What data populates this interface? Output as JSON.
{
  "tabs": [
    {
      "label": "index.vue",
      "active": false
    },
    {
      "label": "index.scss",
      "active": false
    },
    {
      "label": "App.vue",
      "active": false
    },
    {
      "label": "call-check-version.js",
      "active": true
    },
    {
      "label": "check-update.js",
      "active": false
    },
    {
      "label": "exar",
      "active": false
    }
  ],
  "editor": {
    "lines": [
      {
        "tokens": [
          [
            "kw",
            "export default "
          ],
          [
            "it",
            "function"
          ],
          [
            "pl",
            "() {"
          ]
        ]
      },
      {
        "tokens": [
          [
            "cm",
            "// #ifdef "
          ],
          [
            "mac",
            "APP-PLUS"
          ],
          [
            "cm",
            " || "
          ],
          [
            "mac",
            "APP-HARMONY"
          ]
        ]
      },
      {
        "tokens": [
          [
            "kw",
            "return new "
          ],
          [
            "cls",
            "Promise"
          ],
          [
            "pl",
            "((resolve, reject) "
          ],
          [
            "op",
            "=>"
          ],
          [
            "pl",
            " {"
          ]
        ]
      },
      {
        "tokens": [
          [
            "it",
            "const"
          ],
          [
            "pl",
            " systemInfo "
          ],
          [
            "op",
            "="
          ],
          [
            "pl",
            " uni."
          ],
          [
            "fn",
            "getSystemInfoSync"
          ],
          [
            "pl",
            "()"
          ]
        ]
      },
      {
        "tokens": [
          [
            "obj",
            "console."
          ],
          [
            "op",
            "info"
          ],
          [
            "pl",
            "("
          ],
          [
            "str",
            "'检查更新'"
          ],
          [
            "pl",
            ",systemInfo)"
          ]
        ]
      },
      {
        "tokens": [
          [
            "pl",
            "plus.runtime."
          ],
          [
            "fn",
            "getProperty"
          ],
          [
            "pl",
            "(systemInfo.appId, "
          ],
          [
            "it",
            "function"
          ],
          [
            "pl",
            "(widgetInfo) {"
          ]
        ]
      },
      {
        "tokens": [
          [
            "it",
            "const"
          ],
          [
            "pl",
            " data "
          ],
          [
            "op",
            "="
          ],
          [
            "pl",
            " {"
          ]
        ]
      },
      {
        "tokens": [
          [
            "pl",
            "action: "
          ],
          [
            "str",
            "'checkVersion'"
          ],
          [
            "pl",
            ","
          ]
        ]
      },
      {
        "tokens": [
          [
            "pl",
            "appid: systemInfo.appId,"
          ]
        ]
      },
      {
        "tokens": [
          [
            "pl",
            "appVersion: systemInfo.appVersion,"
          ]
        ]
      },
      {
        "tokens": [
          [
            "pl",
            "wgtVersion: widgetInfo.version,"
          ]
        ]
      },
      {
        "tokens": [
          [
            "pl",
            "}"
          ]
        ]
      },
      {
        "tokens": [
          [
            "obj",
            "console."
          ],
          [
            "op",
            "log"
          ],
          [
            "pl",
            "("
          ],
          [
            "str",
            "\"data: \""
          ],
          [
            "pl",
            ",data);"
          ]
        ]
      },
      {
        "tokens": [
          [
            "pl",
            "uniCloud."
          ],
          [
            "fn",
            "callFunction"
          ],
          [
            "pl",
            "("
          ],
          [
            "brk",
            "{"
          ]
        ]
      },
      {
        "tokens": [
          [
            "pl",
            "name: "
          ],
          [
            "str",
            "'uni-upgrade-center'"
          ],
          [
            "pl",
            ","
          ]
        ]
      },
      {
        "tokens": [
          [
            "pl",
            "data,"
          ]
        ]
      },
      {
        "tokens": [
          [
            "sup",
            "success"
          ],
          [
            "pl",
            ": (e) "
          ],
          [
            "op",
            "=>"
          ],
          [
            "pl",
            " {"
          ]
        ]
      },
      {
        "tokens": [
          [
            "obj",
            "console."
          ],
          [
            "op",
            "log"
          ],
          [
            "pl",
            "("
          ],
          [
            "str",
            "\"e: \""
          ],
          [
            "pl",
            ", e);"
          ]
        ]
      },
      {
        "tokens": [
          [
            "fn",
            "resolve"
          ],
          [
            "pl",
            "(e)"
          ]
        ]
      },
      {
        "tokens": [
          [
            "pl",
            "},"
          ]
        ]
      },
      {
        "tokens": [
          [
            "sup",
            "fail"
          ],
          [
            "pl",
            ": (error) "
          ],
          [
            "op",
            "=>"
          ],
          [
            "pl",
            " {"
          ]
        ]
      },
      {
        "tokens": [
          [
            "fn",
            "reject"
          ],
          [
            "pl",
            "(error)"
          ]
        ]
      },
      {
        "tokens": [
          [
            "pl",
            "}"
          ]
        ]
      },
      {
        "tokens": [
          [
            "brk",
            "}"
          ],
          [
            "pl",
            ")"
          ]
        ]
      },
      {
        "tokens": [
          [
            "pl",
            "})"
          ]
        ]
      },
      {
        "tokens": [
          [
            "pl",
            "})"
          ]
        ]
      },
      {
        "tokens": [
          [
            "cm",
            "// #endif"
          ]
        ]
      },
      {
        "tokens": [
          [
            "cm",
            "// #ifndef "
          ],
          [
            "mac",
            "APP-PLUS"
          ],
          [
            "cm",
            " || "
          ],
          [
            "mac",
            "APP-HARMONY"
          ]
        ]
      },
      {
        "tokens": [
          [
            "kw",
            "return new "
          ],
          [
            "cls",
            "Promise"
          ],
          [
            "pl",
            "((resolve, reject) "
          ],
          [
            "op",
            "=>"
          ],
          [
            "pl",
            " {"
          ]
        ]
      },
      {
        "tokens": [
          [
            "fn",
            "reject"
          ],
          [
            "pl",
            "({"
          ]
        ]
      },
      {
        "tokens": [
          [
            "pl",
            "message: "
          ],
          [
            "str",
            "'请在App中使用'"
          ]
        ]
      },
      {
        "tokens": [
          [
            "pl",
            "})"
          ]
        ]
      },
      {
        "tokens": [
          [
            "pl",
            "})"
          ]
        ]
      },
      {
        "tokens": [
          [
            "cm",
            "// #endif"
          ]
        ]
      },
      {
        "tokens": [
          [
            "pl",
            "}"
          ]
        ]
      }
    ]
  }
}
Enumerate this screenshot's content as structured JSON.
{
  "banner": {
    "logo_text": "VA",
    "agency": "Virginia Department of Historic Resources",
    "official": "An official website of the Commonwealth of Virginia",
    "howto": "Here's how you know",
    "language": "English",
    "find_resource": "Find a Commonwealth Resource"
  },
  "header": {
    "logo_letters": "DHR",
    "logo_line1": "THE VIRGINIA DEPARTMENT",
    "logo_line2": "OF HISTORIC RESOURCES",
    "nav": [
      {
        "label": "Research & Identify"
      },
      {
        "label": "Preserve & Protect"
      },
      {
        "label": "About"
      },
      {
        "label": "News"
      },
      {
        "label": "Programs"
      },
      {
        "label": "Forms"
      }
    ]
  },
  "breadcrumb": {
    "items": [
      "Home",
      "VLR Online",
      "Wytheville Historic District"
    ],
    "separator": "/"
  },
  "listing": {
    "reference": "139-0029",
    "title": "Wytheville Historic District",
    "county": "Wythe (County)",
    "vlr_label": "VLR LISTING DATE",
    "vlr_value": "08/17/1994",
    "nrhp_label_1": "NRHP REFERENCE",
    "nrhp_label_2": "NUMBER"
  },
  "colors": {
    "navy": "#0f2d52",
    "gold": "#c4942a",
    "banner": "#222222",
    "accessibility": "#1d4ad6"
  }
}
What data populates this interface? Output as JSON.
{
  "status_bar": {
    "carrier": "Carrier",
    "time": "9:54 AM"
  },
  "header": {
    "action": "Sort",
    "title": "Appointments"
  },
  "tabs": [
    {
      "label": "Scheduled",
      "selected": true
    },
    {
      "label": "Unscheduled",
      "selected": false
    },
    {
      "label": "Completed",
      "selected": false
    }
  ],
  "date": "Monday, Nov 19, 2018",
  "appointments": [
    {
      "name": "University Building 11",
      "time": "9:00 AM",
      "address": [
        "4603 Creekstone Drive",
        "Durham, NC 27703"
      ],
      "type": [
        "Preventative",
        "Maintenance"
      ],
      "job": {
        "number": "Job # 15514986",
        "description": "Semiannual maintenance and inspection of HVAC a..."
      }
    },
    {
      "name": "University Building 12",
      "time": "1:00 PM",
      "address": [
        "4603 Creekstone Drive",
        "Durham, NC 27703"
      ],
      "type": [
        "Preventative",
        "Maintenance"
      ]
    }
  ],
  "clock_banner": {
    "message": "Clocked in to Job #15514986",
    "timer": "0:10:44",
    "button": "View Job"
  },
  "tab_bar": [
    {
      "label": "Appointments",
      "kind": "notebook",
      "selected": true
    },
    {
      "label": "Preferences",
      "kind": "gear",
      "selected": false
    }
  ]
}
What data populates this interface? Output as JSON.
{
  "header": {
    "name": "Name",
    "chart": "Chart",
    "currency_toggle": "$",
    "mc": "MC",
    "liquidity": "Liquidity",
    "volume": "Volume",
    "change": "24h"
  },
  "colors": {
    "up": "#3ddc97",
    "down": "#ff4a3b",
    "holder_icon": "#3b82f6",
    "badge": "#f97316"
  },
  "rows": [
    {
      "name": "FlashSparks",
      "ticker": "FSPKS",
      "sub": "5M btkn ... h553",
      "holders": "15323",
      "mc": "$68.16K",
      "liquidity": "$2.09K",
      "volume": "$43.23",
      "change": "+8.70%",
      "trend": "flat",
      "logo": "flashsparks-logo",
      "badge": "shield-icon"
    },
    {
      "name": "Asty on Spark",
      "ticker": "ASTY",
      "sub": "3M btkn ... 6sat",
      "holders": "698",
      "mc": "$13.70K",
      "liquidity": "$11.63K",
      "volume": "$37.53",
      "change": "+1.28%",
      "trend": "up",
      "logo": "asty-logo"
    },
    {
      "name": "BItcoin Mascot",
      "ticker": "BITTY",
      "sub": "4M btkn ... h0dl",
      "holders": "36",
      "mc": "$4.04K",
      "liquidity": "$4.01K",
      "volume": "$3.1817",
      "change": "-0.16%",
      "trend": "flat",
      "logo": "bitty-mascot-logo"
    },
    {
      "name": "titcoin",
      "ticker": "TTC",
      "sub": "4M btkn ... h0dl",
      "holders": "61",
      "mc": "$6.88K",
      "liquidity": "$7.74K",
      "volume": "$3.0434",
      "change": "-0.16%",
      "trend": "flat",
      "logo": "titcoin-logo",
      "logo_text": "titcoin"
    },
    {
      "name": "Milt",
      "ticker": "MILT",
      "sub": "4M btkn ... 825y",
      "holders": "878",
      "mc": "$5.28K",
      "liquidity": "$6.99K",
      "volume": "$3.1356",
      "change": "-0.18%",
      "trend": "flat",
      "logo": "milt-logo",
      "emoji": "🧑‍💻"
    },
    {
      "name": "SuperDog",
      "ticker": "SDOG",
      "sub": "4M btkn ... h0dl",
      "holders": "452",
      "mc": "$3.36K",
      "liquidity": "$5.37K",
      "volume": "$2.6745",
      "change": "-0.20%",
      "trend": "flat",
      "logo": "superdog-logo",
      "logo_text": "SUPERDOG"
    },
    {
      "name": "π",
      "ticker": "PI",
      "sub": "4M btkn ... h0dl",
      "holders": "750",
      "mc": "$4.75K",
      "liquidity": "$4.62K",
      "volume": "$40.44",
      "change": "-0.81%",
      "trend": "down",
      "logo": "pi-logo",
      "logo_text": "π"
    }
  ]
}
==*==
Requirement »
Select the lines that carry the string "appId" and copy them.

Result for this exercise »
            "(systemInfo.appId, "
            "appid: systemInfo.appId,"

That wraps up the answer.